Stated goal
Repeat the entire listing exactly.
begin Recorded data
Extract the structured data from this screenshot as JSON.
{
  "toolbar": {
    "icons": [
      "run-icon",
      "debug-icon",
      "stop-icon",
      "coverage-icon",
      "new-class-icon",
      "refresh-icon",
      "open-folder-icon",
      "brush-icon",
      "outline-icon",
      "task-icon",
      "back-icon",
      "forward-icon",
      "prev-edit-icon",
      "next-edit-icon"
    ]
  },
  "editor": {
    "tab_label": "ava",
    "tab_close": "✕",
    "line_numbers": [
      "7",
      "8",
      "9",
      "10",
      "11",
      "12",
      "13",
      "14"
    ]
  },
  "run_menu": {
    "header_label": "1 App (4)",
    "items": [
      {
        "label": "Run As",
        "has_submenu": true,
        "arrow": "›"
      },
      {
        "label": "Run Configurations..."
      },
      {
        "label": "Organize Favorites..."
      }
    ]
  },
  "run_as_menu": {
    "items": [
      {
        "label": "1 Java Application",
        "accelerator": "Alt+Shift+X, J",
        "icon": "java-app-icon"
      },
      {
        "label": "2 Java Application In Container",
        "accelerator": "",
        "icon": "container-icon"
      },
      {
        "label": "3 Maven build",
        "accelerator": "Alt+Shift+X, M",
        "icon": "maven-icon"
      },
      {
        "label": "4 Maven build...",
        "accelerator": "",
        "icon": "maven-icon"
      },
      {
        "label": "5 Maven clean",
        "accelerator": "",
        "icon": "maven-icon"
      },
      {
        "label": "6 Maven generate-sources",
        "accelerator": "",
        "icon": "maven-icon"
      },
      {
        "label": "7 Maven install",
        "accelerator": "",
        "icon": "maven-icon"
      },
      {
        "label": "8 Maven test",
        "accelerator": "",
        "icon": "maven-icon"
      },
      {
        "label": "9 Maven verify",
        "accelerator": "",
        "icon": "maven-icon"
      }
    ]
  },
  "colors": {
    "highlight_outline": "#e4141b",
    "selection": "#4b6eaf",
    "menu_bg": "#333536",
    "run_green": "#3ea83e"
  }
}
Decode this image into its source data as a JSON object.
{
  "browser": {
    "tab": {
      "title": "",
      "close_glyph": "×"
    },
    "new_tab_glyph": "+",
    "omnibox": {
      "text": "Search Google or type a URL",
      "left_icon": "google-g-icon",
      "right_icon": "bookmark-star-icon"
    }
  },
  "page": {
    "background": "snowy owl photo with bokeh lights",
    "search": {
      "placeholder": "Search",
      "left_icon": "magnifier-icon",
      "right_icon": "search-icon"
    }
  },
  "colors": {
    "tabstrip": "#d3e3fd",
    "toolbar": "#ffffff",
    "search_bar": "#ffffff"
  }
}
end Recorded data
Task output
Extract the structured data from this screenshot as JSON.
{
  "toolbar": {
    "icons": [
      "run-icon",
      "debug-icon",
      "stop-icon",
      "coverage-icon",
      "new-class-icon",
      "refresh-icon",
      "open-folder-icon",
      "brush-icon",
      "outline-icon",
      "task-icon",
      "back-icon",
      "forward-icon",
      "prev-edit-icon",
      "next-edit-icon"
    ]
  },
  "editor": {
    "tab_label": "ava",
    "tab_close": "✕",
    "line_numbers": [
      "7",
      "8",
      "9",
      "10",
      "11",
      "12",
      "13",
      "14"
    ]
  },
  "run_menu": {
    "header_label": "1 App (4)",
    "items": [
      {
        "label": "Run As",
        "has_submenu": true,
        "arrow": "›"
      },
      {
        "label": "Run Configurations..."
      },
      {
        "label": "Organize Favorites..."
      }
    ]
  },
  "run_as_menu": {
    "items": [
      {
        "label": "1 Java Application",
        "accelerator": "Alt+Shift+X, J",
        "icon": "java-app-icon"
      },
      {
        "label": "2 Java Application In Container",
        "accelerator": "",
        "icon": "container-icon"
      },
      {
        "label": "3 Maven build",
        "accelerator": "Alt+Shift+X, M",
        "icon": "maven-icon"
      },
      {
        "label": "4 Maven build...",
        "accelerator": "",
        "icon": "maven-icon"
      },
      {
        "label": "5 Maven clean",
        "accelerator": "",
        "icon": "maven-icon"
      },
      {
        "label": "6 Maven generate-sources",
        "accelerator": "",
        "icon": "maven-icon"
      },
      {
        "label": "7 Maven install",
        "accelerator": "",
        "icon": "maven-icon"
      },
      {
        "label": "8 Maven test",
        "accelerator": "",
        "icon": "maven-icon"
      },
      {
        "label": "9 Maven verify",
        "accelerator": "",
        "icon": "maven-icon"
      }
    ]
  },
  "colors": {
    "highlight_outline": "#e4141b",
    "selection": "#4b6eaf",
    "menu_bg": "#333536",
    "run_green": "#3ea83e"
  }
}
Decode this image into its source data as a JSON object.
{
  "browser": {
    "tab": {
      "title": "",
      "close_glyph": "×"
    },
    "new_tab_glyph": "+",
    "omnibox": {
      "text": "Search Google or type a URL",
      "left_icon": "google-g-icon",
      "right_icon": "bookmark-star-icon"
    }
  },
  "page": {
    "background": "snowy owl photo with bokeh lights",
    "search": {
      "placeholder": "Search",
      "left_icon": "magnifier-icon",
      "right_icon": "search-icon"
    }
  },
  "colors": {
    "tabstrip": "#d3e3fd",
    "toolbar": "#ffffff",
    "search_bar": "#ffffff"
  }
}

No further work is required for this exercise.